**GOAL:**
Every line of the records must be repeated exactly; pictures stay out.

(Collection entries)
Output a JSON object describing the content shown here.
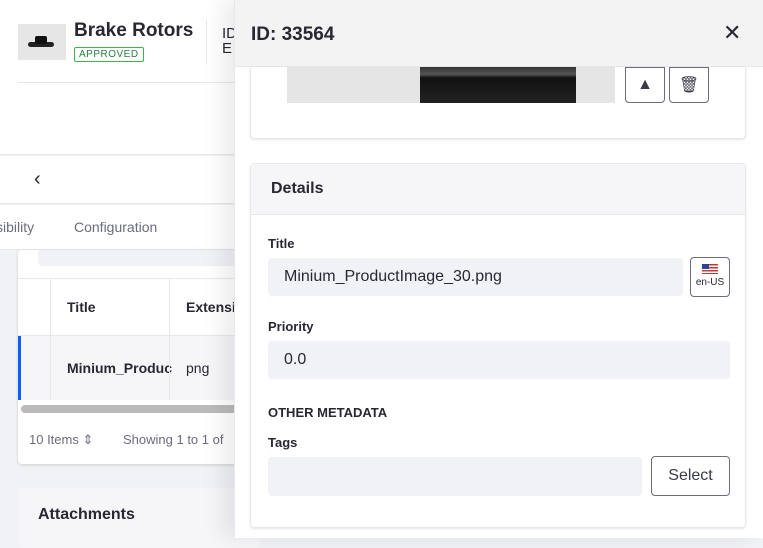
{
  "product": {
    "title": "Brake Rotors",
    "status": "APPROVED",
    "id_label": "ID",
    "extra_label": "E"
  },
  "tabs": [
    "sibility",
    "Configuration"
  ],
  "table": {
    "columns": [
      "Title",
      "Extensi"
    ],
    "rows": [
      {
        "title": "Minium_Produc",
        "extension": "png"
      }
    ],
    "items_per_page": "10 Items",
    "showing": "Showing 1 to 1 of"
  },
  "attachments_title": "Attachments",
  "panel": {
    "title": "ID: 33564",
    "details_title": "Details",
    "title_label": "Title",
    "title_value": "Minium_ProductImage_30.png",
    "locale": "en-US",
    "priority_label": "Priority",
    "priority_value": "0.0",
    "other_metadata": "OTHER METADATA",
    "tags_label": "Tags",
    "tags_value": "",
    "select_label": "Select"
  },
  "colors": {
    "accent": "#0b5fff",
    "approved": "#287d3c"
  }
}
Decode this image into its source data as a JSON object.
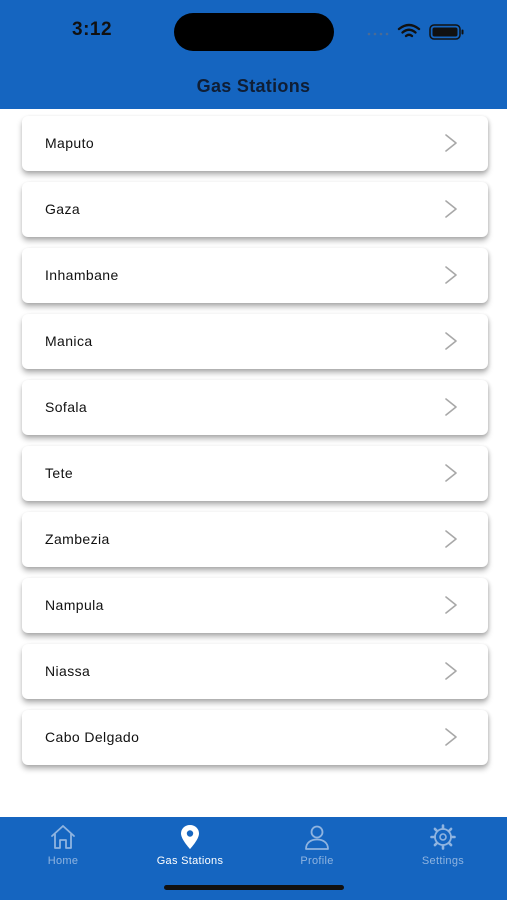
{
  "status_bar": {
    "time": "3:12"
  },
  "header": {
    "title": "Gas Stations"
  },
  "provinces": [
    "Maputo",
    "Gaza",
    "Inhambane",
    "Manica",
    "Sofala",
    "Tete",
    "Zambezia",
    "Nampula",
    "Niassa",
    "Cabo Delgado"
  ],
  "tabbar": {
    "tabs": [
      {
        "label": "Home",
        "icon": "home-icon",
        "active": false
      },
      {
        "label": "Gas Stations",
        "icon": "location-pin-icon",
        "active": true
      },
      {
        "label": "Profile",
        "icon": "person-icon",
        "active": false
      },
      {
        "label": "Settings",
        "icon": "gear-icon",
        "active": false
      }
    ]
  },
  "colors": {
    "primary": "#1565c0",
    "tab_active": "#ffffff",
    "tab_inactive": "#8fb4e0"
  }
}
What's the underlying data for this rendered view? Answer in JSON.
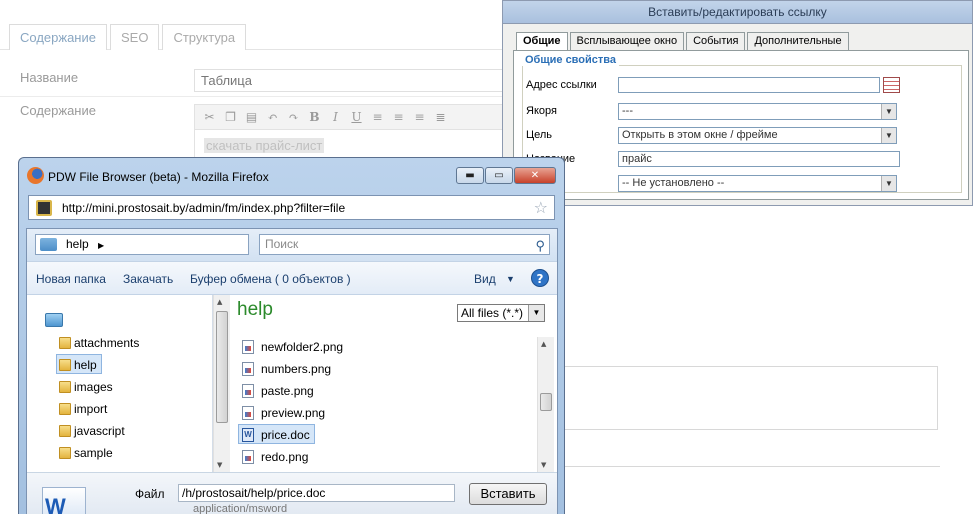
{
  "cms": {
    "tabs": [
      {
        "label": "Содержание"
      },
      {
        "label": "SEO"
      },
      {
        "label": "Структура"
      }
    ],
    "name_label": "Название",
    "name_value": "Таблица",
    "content_label": "Содержание",
    "selected_text": "скачать прайс-лист"
  },
  "link_dialog": {
    "title": "Вставить/редактировать ссылку",
    "tabs": [
      {
        "label": "Общие"
      },
      {
        "label": "Всплывающее окно"
      },
      {
        "label": "События"
      },
      {
        "label": "Дополнительные"
      }
    ],
    "legend": "Общие свойства",
    "url_label": "Адрес ссылки",
    "url_value": "",
    "anchor_label": "Якоря",
    "anchor_value": "---",
    "target_label": "Цель",
    "target_value": "Открыть в этом окне / фрейме",
    "title_label": "Название",
    "title_value": "прайс",
    "class_value": "-- Не установлено --"
  },
  "firefox": {
    "window_title": "PDW File Browser (beta) - Mozilla Firefox",
    "url": "http://mini.prostosait.by/admin/fm/index.php?filter=file",
    "controls": {
      "minimize": "▬",
      "maximize": "▭",
      "close": "✕"
    }
  },
  "file_browser": {
    "path": "help",
    "search_placeholder": "Поиск",
    "toolbar": {
      "new_folder": "Новая папка",
      "upload": "Закачать",
      "clipboard": "Буфер обмена ( 0 объектов )",
      "view": "Вид"
    },
    "tree": [
      {
        "label": "attachments"
      },
      {
        "label": "help"
      },
      {
        "label": "images"
      },
      {
        "label": "import"
      },
      {
        "label": "javascript"
      },
      {
        "label": "sample"
      }
    ],
    "folder_title": "help",
    "filter": "All files (*.*)",
    "files": [
      {
        "name": "newfolder2.png"
      },
      {
        "name": "numbers.png"
      },
      {
        "name": "paste.png"
      },
      {
        "name": "preview.png"
      },
      {
        "name": "price.doc"
      },
      {
        "name": "redo.png"
      }
    ],
    "file_label": "Файл",
    "file_path": "/h/prostosait/help/price.doc",
    "mime": "application/msword",
    "insert_button": "Вставить"
  },
  "colors": {
    "accent": "#2b8a2b",
    "selection": "#d5e6f8",
    "dialog_title": "#a9c0de",
    "legend": "#2b6fb6"
  }
}
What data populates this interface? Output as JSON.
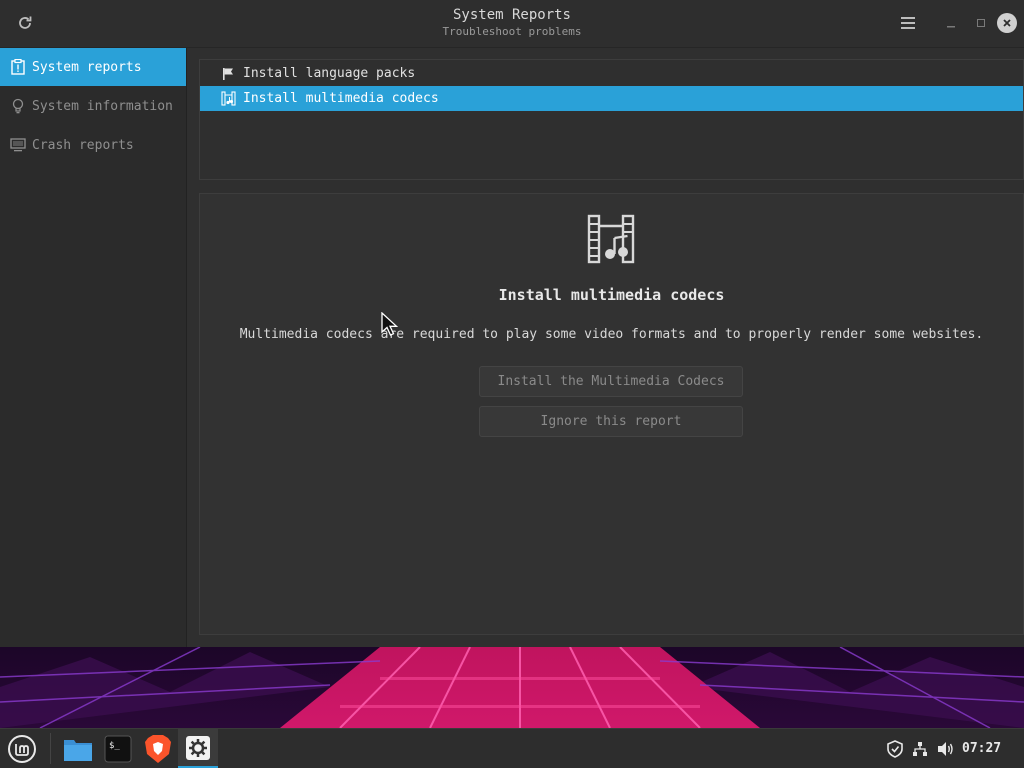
{
  "window": {
    "title": "System Reports",
    "subtitle": "Troubleshoot problems"
  },
  "sidebar": {
    "items": [
      {
        "label": "System reports",
        "icon": "report-icon",
        "active": true
      },
      {
        "label": "System information",
        "icon": "lightbulb-icon",
        "active": false
      },
      {
        "label": "Crash reports",
        "icon": "monitor-icon",
        "active": false
      }
    ]
  },
  "reports": {
    "items": [
      {
        "label": "Install language packs",
        "icon": "flag-icon",
        "selected": false
      },
      {
        "label": "Install multimedia codecs",
        "icon": "film-music-icon",
        "selected": true
      }
    ]
  },
  "detail": {
    "icon": "film-music-icon",
    "title": "Install multimedia codecs",
    "description": "Multimedia codecs are required to play some video formats and to properly render some websites.",
    "primary_button": "Install the Multimedia Codecs",
    "secondary_button": "Ignore this report"
  },
  "taskbar": {
    "apps": [
      "mint-menu-icon",
      "files-icon",
      "terminal-icon",
      "brave-browser-icon",
      "settings-icon"
    ],
    "tray": [
      "shield-icon",
      "network-icon",
      "volume-icon"
    ],
    "clock": "07:27"
  },
  "colors": {
    "accent": "#2aa1d8",
    "window_bg": "#2f2f2f",
    "taskbar_bg": "#2d2d2d"
  }
}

**WRITTEN SOLUTION:**
Output a JSON object describing the content shown here.
{
  "product": {
    "title": "Brake Rotors",
    "status": "APPROVED",
    "id_label": "ID",
    "extra_label": "E"
  },
  "tabs": [
    "sibility",
    "Configuration"
  ],
  "table": {
    "columns": [
      "Title",
      "Extensi"
    ],
    "rows": [
      {
        "title": "Minium_Produc",
        "extension": "png"
      }
    ],
    "items_per_page": "10 Items",
    "showing": "Showing 1 to 1 of"
  },
  "attachments_title": "Attachments",
  "panel": {
    "title": "ID: 33564",
    "details_title": "Details",
    "title_label": "Title",
    "title_value": "Minium_ProductImage_30.png",
    "locale": "en-US",
    "priority_label": "Priority",
    "priority_value": "0.0",
    "other_metadata": "OTHER METADATA",
    "tags_label": "Tags",
    "tags_value": "",
    "select_label": "Select"
  },
  "colors": {
    "accent": "#0b5fff",
    "approved": "#287d3c"
  }
}
Decode this image into its source data as a JSON object.
{
  "status_bar": {
    "time": "3:12"
  },
  "header": {
    "title": "Gas Stations"
  },
  "provinces": [
    "Maputo",
    "Gaza",
    "Inhambane",
    "Manica",
    "Sofala",
    "Tete",
    "Zambezia",
    "Nampula",
    "Niassa",
    "Cabo Delgado"
  ],
  "tabbar": {
    "tabs": [
      {
        "label": "Home",
        "icon": "home-icon",
        "active": false
      },
      {
        "label": "Gas Stations",
        "icon": "location-pin-icon",
        "active": true
      },
      {
        "label": "Profile",
        "icon": "person-icon",
        "active": false
      },
      {
        "label": "Settings",
        "icon": "gear-icon",
        "active": false
      }
    ]
  },
  "colors": {
    "primary": "#1565c0",
    "tab_active": "#ffffff",
    "tab_inactive": "#8fb4e0"
  }
}
What's the underlying data for this rendered view? Answer in JSON.
{
  "cms": {
    "tabs": [
      {
        "label": "Содержание"
      },
      {
        "label": "SEO"
      },
      {
        "label": "Структура"
      }
    ],
    "name_label": "Название",
    "name_value": "Таблица",
    "content_label": "Содержание",
    "selected_text": "скачать прайс-лист"
  },
  "link_dialog": {
    "title": "Вставить/редактировать ссылку",
    "tabs": [
      {
        "label": "Общие"
      },
      {
        "label": "Всплывающее окно"
      },
      {
        "label": "События"
      },
      {
        "label": "Дополнительные"
      }
    ],
    "legend": "Общие свойства",
    "url_label": "Адрес ссылки",
    "url_value": "",
    "anchor_label": "Якоря",
    "anchor_value": "---",
    "target_label": "Цель",
    "target_value": "Открыть в этом окне / фрейме",
    "title_label": "Название",
    "title_value": "прайс",
    "class_value": "-- Не установлено --"
  },
  "firefox": {
    "window_title": "PDW File Browser (beta) - Mozilla Firefox",
    "url": "http://mini.prostosait.by/admin/fm/index.php?filter=file",
    "controls": {
      "minimize": "▬",
      "maximize": "▭",
      "close": "✕"
    }
  },
  "file_browser": {
    "path": "help",
    "search_placeholder": "Поиск",
    "toolbar": {
      "new_folder": "Новая папка",
      "upload": "Закачать",
      "clipboard": "Буфер обмена ( 0 объектов )",
      "view": "Вид"
    },
    "tree": [
      {
        "label": "attachments"
      },
      {
        "label": "help"
      },
      {
        "label": "images"
      },
      {
        "label": "import"
      },
      {
        "label": "javascript"
      },
      {
        "label": "sample"
      }
    ],
    "folder_title": "help",
    "filter": "All files (*.*)",
    "files": [
      {
        "name": "newfolder2.png"
      },
      {
        "name": "numbers.png"
      },
      {
        "name": "paste.png"
      },
      {
        "name": "preview.png"
      },
      {
        "name": "price.doc"
      },
      {
        "name": "redo.png"
      }
    ],
    "file_label": "Файл",
    "file_path": "/h/prostosait/help/price.doc",
    "mime": "application/msword",
    "insert_button": "Вставить"
  },
  "colors": {
    "accent": "#2b8a2b",
    "selection": "#d5e6f8",
    "dialog_title": "#a9c0de",
    "legend": "#2b6fb6"
  }
}
What data populates this interface? Output as JSON.
{
  "window": {
    "title": "System Reports",
    "subtitle": "Troubleshoot problems"
  },
  "sidebar": {
    "items": [
      {
        "label": "System reports",
        "icon": "report-icon",
        "active": true
      },
      {
        "label": "System information",
        "icon": "lightbulb-icon",
        "active": false
      },
      {
        "label": "Crash reports",
        "icon": "monitor-icon",
        "active": false
      }
    ]
  },
  "reports": {
    "items": [
      {
        "label": "Install language packs",
        "icon": "flag-icon",
        "selected": false
      },
      {
        "label": "Install multimedia codecs",
        "icon": "film-music-icon",
        "selected": true
      }
    ]
  },
  "detail": {
    "icon": "film-music-icon",
    "title": "Install multimedia codecs",
    "description": "Multimedia codecs are required to play some video formats and to properly render some websites.",
    "primary_button": "Install the Multimedia Codecs",
    "secondary_button": "Ignore this report"
  },
  "taskbar": {
    "apps": [
      "mint-menu-icon",
      "files-icon",
      "terminal-icon",
      "brave-browser-icon",
      "settings-icon"
    ],
    "tray": [
      "shield-icon",
      "network-icon",
      "volume-icon"
    ],
    "clock": "07:27"
  },
  "colors": {
    "accent": "#2aa1d8",
    "window_bg": "#2f2f2f",
    "taskbar_bg": "#2d2d2d"
  }
}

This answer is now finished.